Locate each line in the records containing "write". Copy it.

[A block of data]
-=-=-

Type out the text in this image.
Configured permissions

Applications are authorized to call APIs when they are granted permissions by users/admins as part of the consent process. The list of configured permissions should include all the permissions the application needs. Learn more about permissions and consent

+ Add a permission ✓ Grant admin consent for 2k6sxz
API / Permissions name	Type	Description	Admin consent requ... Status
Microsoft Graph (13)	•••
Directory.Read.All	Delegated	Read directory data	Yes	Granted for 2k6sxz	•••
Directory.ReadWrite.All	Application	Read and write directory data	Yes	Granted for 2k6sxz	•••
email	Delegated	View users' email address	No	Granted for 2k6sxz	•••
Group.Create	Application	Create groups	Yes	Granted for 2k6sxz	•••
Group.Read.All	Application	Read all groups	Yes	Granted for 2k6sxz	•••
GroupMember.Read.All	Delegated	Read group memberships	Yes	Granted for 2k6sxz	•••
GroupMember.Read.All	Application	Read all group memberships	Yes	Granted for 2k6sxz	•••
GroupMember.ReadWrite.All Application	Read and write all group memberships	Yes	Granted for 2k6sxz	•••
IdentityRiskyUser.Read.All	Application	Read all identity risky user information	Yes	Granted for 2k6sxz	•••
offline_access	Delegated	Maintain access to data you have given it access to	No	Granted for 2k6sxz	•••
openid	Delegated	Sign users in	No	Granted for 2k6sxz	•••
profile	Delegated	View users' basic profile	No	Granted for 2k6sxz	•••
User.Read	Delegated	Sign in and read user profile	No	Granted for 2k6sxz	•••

-=-=-

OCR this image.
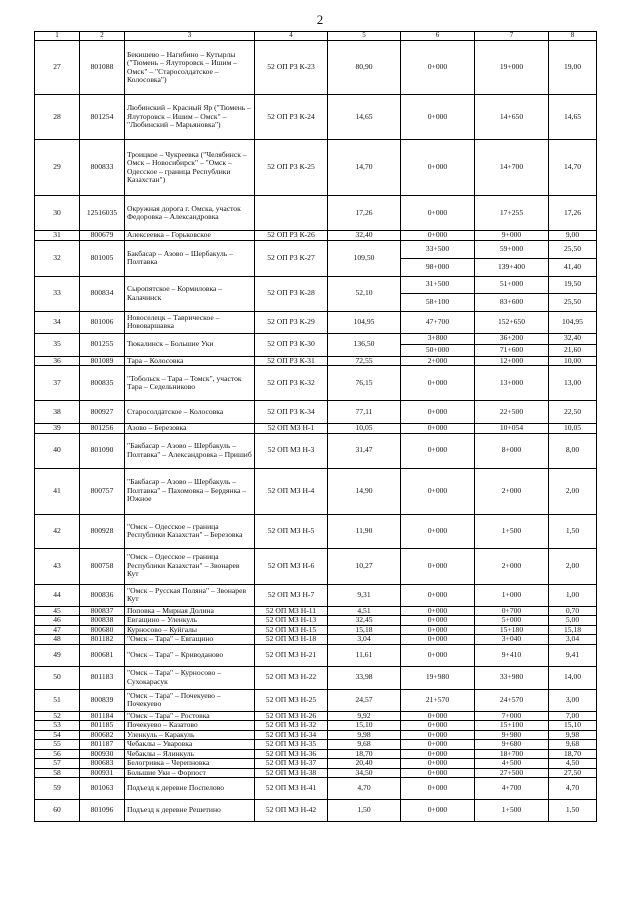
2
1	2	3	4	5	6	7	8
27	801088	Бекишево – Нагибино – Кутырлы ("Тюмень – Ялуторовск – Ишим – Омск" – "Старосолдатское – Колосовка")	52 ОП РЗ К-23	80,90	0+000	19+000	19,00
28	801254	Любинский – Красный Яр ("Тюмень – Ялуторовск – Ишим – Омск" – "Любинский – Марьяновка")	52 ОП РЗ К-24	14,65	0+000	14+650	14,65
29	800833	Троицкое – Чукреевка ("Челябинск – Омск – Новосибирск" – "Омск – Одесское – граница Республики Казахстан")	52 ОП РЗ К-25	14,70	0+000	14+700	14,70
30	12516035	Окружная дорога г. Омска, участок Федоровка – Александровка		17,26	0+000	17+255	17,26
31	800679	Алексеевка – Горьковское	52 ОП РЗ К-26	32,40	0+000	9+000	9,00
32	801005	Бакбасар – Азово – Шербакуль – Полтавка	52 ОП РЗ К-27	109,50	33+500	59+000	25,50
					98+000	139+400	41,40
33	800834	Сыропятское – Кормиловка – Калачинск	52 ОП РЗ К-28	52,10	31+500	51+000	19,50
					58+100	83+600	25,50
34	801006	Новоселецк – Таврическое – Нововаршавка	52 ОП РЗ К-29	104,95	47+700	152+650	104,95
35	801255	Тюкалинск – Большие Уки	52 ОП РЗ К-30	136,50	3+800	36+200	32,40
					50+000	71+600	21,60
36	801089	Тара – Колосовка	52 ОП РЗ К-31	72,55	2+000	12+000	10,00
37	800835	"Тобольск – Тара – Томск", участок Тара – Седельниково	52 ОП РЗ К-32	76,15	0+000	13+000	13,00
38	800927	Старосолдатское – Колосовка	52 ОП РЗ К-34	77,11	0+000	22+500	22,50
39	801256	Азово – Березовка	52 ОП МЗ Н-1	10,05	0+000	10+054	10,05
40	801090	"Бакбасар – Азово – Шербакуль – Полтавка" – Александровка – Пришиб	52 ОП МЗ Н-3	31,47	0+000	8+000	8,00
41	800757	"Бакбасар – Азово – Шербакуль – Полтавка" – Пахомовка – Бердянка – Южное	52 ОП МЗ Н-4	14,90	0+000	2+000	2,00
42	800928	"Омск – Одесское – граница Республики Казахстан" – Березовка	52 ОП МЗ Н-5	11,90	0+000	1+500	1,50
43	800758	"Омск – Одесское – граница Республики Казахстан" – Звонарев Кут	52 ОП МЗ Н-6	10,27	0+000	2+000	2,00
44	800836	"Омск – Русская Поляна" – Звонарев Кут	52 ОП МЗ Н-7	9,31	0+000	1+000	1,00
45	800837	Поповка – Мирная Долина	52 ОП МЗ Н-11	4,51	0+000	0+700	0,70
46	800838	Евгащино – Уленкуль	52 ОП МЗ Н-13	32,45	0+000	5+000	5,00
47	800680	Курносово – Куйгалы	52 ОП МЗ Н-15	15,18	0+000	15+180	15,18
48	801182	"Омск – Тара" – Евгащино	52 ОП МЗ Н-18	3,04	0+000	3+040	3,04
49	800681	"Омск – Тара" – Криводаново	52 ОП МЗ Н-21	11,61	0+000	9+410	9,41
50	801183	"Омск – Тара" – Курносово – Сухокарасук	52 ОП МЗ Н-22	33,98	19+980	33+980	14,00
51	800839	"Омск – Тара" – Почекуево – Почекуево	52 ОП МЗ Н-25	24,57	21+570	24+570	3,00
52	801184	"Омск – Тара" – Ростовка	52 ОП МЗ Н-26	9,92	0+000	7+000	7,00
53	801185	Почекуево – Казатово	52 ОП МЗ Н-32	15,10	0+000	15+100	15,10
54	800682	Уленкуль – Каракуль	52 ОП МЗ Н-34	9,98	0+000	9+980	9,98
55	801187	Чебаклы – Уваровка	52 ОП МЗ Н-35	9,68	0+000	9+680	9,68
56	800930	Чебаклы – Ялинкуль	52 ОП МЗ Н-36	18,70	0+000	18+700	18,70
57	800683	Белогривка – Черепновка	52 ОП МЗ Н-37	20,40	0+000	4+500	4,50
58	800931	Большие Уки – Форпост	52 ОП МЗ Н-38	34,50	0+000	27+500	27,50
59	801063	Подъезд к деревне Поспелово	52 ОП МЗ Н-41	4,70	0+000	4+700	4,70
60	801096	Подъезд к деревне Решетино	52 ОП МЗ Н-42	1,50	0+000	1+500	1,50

-=-=-

FULL ANSWER ->
Directory.ReadWrite.All	Application	Read and write directory data	Yes	Granted for 2k6sxz	•••
GroupMember.ReadWrite.All Application	Read and write all group memberships	Yes	Granted for 2k6sxz	•••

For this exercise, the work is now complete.